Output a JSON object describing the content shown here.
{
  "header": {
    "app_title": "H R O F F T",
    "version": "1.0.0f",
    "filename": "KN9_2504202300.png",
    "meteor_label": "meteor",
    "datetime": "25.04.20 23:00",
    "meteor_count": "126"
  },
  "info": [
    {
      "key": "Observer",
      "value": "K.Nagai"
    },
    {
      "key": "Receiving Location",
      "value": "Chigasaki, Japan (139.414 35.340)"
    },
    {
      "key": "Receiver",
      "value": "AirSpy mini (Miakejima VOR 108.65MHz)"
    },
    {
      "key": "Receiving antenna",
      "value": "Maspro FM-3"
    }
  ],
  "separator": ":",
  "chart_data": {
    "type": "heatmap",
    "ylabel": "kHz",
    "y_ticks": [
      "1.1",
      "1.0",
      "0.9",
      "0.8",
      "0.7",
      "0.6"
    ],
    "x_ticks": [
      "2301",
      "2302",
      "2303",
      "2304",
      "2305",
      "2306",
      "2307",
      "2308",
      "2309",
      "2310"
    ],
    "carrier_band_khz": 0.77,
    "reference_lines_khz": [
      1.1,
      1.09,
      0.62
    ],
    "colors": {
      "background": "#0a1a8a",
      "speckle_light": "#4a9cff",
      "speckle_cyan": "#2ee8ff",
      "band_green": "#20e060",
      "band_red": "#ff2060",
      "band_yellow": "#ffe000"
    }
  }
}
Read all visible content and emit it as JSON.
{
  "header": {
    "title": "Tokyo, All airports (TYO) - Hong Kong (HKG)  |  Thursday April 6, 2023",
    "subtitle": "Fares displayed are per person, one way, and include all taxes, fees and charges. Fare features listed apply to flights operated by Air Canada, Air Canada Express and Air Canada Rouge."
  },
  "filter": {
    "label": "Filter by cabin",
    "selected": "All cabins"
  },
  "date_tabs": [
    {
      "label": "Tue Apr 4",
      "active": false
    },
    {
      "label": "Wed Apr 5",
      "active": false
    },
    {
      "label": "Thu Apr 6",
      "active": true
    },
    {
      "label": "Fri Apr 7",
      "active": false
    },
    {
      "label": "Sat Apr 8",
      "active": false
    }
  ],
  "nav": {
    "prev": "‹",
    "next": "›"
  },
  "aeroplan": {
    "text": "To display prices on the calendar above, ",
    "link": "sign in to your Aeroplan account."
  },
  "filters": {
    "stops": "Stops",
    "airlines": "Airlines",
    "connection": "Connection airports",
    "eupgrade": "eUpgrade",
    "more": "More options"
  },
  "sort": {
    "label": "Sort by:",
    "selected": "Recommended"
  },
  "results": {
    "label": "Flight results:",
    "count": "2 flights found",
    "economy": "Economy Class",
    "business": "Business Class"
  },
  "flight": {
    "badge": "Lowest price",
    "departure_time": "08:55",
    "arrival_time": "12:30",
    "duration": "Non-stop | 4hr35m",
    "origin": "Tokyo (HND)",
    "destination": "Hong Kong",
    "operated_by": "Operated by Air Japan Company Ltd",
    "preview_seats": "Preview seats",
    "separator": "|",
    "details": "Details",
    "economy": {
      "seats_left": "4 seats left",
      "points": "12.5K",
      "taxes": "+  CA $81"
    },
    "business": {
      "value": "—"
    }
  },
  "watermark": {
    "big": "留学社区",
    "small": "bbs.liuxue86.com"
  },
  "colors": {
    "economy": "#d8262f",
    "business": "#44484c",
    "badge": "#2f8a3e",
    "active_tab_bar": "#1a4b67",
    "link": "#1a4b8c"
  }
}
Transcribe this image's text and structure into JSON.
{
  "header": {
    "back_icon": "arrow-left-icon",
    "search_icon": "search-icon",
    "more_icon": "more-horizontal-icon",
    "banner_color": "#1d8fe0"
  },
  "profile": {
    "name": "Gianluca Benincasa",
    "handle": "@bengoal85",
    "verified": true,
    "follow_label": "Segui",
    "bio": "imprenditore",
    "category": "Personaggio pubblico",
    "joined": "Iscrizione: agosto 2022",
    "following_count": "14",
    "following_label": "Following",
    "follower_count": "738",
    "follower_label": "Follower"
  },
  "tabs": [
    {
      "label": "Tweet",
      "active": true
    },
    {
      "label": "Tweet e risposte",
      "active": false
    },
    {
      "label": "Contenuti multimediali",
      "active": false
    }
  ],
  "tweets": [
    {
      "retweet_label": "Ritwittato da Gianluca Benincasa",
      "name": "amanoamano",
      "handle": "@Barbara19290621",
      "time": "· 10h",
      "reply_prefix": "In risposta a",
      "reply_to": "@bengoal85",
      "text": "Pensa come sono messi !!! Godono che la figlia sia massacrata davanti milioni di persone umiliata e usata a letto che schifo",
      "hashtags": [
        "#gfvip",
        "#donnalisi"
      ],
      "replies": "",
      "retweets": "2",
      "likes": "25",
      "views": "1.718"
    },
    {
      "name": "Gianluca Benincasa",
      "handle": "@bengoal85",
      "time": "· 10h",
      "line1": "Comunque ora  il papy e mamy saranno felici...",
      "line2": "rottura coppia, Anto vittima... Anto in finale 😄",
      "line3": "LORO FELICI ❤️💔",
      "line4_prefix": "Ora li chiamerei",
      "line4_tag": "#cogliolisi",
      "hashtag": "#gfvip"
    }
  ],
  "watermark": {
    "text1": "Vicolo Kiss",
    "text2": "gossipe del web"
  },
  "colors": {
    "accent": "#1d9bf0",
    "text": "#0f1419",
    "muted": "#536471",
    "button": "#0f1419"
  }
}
○ ○ ○ ○ ○
• **WHAT YOU ARE ASKED TO DO**: From the entries above, select each line containing the string "seats".

• **RESPONSE TO THIS EXERCISE**:
    "preview_seats": "Preview seats",
      "seats_left": "4 seats left",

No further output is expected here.